§ Instruction
Your task is to reproduce the entries below word for word.
** START Dataset records **
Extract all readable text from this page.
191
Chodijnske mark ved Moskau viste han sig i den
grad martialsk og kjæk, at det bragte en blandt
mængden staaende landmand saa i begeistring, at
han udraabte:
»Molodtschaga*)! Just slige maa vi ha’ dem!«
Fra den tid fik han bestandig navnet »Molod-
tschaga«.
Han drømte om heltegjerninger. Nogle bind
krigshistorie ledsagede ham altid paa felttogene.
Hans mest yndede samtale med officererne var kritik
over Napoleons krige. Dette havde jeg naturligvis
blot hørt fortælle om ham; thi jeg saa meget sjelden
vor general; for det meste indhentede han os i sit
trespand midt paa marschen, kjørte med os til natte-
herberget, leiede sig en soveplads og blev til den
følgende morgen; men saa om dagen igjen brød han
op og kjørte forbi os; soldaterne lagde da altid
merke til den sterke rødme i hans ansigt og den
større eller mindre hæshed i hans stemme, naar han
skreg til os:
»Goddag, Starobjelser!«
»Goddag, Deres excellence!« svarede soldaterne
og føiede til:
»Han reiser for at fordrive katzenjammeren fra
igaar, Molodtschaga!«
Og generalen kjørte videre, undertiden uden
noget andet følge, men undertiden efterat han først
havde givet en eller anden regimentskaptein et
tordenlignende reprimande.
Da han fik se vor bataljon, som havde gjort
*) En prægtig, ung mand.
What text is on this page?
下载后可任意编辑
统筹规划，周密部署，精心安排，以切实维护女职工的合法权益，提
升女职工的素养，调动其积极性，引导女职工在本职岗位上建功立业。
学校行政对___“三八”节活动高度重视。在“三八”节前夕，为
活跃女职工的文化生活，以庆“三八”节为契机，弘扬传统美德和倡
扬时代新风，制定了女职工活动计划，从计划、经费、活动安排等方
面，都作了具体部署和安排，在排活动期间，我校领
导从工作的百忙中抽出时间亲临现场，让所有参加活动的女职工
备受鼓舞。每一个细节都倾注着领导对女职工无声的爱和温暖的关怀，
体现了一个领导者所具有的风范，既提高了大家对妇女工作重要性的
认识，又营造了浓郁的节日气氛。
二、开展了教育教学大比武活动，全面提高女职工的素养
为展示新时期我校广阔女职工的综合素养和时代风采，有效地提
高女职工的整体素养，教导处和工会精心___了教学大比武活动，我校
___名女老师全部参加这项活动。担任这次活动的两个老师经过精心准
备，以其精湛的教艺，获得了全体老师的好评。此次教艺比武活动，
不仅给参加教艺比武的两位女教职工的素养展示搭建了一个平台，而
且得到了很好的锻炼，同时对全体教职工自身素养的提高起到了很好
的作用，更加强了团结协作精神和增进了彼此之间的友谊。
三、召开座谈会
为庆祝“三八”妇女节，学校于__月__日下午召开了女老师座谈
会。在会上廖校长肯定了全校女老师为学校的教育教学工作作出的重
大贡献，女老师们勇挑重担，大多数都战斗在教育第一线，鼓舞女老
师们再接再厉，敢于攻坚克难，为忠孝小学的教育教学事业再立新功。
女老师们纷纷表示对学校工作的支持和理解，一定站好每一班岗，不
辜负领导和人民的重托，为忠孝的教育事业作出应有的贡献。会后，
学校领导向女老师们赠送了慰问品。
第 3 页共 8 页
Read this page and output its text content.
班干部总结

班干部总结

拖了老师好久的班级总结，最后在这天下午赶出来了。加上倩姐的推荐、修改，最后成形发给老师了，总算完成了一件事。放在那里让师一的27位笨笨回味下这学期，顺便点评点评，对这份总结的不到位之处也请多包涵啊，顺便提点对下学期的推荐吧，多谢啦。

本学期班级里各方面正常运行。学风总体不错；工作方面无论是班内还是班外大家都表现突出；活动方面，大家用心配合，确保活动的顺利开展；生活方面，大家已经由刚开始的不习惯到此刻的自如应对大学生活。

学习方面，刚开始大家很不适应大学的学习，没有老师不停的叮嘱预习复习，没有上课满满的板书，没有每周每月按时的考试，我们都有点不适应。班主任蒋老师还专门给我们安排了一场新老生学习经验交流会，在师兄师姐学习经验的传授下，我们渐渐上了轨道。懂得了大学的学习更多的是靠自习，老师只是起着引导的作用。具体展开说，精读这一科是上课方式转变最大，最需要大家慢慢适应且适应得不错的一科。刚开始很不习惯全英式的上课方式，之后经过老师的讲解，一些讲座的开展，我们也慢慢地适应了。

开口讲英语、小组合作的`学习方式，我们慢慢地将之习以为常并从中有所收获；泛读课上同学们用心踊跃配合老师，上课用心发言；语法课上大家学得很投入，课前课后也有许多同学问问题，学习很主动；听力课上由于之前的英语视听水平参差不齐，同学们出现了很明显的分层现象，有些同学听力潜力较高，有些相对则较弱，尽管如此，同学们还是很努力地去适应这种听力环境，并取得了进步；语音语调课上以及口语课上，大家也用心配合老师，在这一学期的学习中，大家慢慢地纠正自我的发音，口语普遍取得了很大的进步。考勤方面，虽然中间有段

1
** END Dataset records **
§ Result of the exercise
Extract all readable text from this page.
191
Chodijnske mark ved Moskau viste han sig i den
grad martialsk og kjæk, at det bragte en blandt
mængden staaende landmand saa i begeistring, at
han udraabte:
»Molodtschaga*)! Just slige maa vi ha’ dem!«
Fra den tid fik han bestandig navnet »Molod-
tschaga«.
Han drømte om heltegjerninger. Nogle bind
krigshistorie ledsagede ham altid paa felttogene.
Hans mest yndede samtale med officererne var kritik
over Napoleons krige. Dette havde jeg naturligvis
blot hørt fortælle om ham; thi jeg saa meget sjelden
vor general; for det meste indhentede han os i sit
trespand midt paa marschen, kjørte med os til natte-
herberget, leiede sig en soveplads og blev til den
følgende morgen; men saa om dagen igjen brød han
op og kjørte forbi os; soldaterne lagde da altid
merke til den sterke rødme i hans ansigt og den
større eller mindre hæshed i hans stemme, naar han
skreg til os:
»Goddag, Starobjelser!«
»Goddag, Deres excellence!« svarede soldaterne
og føiede til:
»Han reiser for at fordrive katzenjammeren fra
igaar, Molodtschaga!«
Og generalen kjørte videre, undertiden uden
noget andet følge, men undertiden efterat han først
havde givet en eller anden regimentskaptein et
tordenlignende reprimande.
Da han fik se vor bataljon, som havde gjort
*) En prægtig, ung mand.
What text is on this page?
下载后可任意编辑
统筹规划，周密部署，精心安排，以切实维护女职工的合法权益，提
升女职工的素养，调动其积极性，引导女职工在本职岗位上建功立业。
学校行政对___“三八”节活动高度重视。在“三八”节前夕，为
活跃女职工的文化生活，以庆“三八”节为契机，弘扬传统美德和倡
扬时代新风，制定了女职工活动计划，从计划、经费、活动安排等方
面，都作了具体部署和安排，在排活动期间，我校领
导从工作的百忙中抽出时间亲临现场，让所有参加活动的女职工
备受鼓舞。每一个细节都倾注着领导对女职工无声的爱和温暖的关怀，
体现了一个领导者所具有的风范，既提高了大家对妇女工作重要性的
认识，又营造了浓郁的节日气氛。
二、开展了教育教学大比武活动，全面提高女职工的素养
为展示新时期我校广阔女职工的综合素养和时代风采，有效地提
高女职工的整体素养，教导处和工会精心___了教学大比武活动，我校
___名女老师全部参加这项活动。担任这次活动的两个老师经过精心准
备，以其精湛的教艺，获得了全体老师的好评。此次教艺比武活动，
不仅给参加教艺比武的两位女教职工的素养展示搭建了一个平台，而
且得到了很好的锻炼，同时对全体教职工自身素养的提高起到了很好
的作用，更加强了团结协作精神和增进了彼此之间的友谊。
三、召开座谈会
为庆祝“三八”妇女节，学校于__月__日下午召开了女老师座谈
会。在会上廖校长肯定了全校女老师为学校的教育教学工作作出的重
大贡献，女老师们勇挑重担，大多数都战斗在教育第一线，鼓舞女老
师们再接再厉，敢于攻坚克难，为忠孝小学的教育教学事业再立新功。
女老师们纷纷表示对学校工作的支持和理解，一定站好每一班岗，不
辜负领导和人民的重托，为忠孝的教育事业作出应有的贡献。会后，
学校领导向女老师们赠送了慰问品。
第 3 页共 8 页
Read this page and output its text content.
班干部总结

班干部总结

拖了老师好久的班级总结，最后在这天下午赶出来了。加上倩姐的推荐、修改，最后成形发给老师了，总算完成了一件事。放在那里让师一的27位笨笨回味下这学期，顺便点评点评，对这份总结的不到位之处也请多包涵啊，顺便提点对下学期的推荐吧，多谢啦。

本学期班级里各方面正常运行。学风总体不错；工作方面无论是班内还是班外大家都表现突出；活动方面，大家用心配合，确保活动的顺利开展；生活方面，大家已经由刚开始的不习惯到此刻的自如应对大学生活。

学习方面，刚开始大家很不适应大学的学习，没有老师不停的叮嘱预习复习，没有上课满满的板书，没有每周每月按时的考试，我们都有点不适应。班主任蒋老师还专门给我们安排了一场新老生学习经验交流会，在师兄师姐学习经验的传授下，我们渐渐上了轨道。懂得了大学的学习更多的是靠自习，老师只是起着引导的作用。具体展开说，精读这一科是上课方式转变最大，最需要大家慢慢适应且适应得不错的一科。刚开始很不习惯全英式的上课方式，之后经过老师的讲解，一些讲座的开展，我们也慢慢地适应了。

开口讲英语、小组合作的`学习方式，我们慢慢地将之习以为常并从中有所收获；泛读课上同学们用心踊跃配合老师，上课用心发言；语法课上大家学得很投入，课前课后也有许多同学问问题，学习很主动；听力课上由于之前的英语视听水平参差不齐，同学们出现了很明显的分层现象，有些同学听力潜力较高，有些相对则较弱，尽管如此，同学们还是很努力地去适应这种听力环境，并取得了进步；语音语调课上以及口语课上，大家也用心配合老师，在这一学期的学习中，大家慢慢地纠正自我的发音，口语普遍取得了很大的进步。考勤方面，虽然中间有段

1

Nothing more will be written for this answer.